• [What you have to do]: Read the records below. Copy each line where the string "tempor" occurs.

• [Data provided]:
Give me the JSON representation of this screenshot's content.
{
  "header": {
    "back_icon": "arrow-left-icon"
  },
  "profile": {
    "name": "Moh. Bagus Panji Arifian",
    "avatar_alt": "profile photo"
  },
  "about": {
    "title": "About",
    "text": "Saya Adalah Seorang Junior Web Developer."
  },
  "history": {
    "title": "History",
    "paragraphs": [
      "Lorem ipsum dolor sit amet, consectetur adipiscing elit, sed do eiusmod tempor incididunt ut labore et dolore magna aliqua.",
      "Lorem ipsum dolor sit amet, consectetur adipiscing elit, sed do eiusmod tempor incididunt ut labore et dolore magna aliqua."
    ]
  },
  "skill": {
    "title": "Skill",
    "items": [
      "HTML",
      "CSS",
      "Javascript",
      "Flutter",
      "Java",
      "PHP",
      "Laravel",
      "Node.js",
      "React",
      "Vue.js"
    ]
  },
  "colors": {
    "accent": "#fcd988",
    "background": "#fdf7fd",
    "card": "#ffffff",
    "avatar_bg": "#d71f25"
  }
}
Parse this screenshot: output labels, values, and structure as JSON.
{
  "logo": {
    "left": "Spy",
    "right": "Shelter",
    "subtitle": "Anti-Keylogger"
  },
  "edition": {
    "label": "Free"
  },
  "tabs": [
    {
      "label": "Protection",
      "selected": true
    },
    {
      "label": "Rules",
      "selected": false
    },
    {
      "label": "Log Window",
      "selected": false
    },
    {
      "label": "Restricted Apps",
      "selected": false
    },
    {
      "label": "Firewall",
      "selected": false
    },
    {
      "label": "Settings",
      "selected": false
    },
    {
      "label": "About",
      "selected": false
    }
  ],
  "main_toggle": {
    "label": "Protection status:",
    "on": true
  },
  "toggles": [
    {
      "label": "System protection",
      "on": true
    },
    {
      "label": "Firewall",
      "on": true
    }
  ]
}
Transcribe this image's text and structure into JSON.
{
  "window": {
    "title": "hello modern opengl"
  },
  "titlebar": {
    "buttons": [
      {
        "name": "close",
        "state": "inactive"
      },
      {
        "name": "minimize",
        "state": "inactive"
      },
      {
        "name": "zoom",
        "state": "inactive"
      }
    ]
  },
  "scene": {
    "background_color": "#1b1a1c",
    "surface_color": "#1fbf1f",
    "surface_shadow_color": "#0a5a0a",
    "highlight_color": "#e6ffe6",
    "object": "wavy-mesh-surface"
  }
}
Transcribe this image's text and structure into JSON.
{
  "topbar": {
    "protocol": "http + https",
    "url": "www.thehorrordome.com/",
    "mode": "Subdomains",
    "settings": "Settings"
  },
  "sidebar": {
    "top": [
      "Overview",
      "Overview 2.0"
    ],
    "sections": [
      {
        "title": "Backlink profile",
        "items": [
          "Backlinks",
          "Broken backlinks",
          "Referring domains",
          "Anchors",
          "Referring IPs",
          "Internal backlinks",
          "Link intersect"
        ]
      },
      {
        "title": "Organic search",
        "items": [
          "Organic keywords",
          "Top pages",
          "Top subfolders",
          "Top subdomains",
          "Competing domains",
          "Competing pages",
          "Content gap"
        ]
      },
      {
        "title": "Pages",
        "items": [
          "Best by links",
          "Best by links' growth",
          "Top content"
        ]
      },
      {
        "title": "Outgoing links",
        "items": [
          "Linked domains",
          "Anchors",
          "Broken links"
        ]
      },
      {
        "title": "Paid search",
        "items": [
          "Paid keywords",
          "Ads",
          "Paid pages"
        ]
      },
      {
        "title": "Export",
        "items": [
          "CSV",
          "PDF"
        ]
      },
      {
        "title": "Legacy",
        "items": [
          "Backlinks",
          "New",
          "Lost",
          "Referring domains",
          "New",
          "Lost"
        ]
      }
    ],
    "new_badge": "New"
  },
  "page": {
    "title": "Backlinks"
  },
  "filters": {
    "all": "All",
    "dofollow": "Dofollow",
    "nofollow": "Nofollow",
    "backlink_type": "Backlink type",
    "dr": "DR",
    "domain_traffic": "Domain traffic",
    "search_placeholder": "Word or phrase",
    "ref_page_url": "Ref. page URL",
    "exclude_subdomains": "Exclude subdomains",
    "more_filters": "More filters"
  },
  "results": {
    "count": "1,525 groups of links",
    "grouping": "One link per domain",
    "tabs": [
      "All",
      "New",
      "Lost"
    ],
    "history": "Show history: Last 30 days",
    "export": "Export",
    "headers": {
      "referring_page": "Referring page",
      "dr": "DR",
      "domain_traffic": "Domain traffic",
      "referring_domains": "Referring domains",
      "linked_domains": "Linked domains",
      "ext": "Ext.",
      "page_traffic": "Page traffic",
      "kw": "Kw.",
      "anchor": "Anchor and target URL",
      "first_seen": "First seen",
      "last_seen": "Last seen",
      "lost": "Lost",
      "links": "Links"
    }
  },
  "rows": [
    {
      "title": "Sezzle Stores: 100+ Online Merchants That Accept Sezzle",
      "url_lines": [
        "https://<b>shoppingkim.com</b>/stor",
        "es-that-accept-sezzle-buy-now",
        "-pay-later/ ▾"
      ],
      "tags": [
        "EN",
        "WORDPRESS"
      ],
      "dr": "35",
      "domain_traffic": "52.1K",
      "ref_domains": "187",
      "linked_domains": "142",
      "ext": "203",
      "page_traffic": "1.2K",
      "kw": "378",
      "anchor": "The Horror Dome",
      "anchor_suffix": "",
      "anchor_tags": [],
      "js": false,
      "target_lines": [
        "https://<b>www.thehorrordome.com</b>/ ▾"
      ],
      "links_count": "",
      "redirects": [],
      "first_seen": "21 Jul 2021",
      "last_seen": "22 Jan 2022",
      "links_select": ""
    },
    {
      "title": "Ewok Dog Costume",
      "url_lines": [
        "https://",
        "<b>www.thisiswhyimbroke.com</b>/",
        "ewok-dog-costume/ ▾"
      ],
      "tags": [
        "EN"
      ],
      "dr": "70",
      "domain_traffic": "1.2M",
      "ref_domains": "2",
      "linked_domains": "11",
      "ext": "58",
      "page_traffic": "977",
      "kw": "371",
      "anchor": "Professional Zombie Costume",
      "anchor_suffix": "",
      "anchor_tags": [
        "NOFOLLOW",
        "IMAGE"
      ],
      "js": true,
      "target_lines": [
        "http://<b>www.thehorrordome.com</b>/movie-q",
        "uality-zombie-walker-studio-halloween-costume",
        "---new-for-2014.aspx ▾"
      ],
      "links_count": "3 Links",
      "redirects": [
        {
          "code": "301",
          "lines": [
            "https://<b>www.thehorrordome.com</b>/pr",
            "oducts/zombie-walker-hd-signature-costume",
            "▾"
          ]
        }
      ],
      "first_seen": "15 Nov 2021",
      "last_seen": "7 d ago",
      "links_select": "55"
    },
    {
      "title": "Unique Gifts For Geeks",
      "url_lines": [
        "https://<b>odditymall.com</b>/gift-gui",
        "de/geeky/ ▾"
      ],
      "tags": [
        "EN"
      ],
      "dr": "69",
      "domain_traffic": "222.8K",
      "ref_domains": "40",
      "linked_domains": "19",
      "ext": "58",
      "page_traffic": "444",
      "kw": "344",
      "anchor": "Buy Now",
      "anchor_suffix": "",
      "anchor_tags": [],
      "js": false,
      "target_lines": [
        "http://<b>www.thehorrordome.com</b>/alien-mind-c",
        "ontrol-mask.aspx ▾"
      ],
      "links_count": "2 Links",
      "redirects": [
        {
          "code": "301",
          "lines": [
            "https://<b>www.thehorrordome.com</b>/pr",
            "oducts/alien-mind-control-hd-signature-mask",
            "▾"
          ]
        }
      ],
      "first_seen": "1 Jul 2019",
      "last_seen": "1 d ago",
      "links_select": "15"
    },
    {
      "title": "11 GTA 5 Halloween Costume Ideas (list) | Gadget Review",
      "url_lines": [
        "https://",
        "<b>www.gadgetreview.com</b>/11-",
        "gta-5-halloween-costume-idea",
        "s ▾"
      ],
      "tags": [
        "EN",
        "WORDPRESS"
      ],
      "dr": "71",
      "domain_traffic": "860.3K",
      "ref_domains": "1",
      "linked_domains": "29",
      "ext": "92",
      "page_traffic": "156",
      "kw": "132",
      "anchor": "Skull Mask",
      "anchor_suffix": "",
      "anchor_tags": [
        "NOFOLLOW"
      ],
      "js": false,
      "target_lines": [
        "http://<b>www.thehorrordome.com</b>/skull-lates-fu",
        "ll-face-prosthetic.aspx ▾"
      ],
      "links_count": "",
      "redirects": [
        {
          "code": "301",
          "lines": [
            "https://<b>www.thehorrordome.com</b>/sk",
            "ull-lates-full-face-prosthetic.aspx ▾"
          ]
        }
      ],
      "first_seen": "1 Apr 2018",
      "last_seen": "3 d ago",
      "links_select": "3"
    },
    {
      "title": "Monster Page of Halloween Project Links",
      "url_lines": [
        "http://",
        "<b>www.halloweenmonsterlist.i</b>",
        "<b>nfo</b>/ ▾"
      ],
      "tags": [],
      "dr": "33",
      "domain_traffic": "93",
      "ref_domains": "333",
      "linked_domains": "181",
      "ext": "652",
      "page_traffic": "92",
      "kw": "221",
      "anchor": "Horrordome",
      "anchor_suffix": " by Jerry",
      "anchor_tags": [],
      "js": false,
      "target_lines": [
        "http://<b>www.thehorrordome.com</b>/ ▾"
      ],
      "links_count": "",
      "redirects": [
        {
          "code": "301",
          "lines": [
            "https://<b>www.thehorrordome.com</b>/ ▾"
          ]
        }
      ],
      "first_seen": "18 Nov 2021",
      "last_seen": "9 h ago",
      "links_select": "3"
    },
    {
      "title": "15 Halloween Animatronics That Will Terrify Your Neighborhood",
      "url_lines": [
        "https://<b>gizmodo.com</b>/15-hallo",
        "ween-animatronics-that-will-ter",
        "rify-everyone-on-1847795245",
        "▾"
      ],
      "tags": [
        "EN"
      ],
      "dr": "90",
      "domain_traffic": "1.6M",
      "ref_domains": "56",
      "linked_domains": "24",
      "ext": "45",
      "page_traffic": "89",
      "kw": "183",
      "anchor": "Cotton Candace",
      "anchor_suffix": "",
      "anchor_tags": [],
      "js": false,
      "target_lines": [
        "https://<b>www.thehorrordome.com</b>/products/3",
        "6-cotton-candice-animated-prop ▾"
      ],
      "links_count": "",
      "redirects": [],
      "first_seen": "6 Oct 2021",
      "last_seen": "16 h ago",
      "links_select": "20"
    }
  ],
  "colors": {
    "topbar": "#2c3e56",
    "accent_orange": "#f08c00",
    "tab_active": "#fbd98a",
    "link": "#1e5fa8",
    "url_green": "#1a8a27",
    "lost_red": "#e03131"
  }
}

• [Finished task]:
      "Lorem ipsum dolor sit amet, consectetur adipiscing elit, sed do eiusmod tempor incididunt ut labore et dolore magna aliqua.",
      "Lorem ipsum dolor sit amet, consectetur adipiscing elit, sed do eiusmod tempor incididunt ut labore et dolore magna aliqua."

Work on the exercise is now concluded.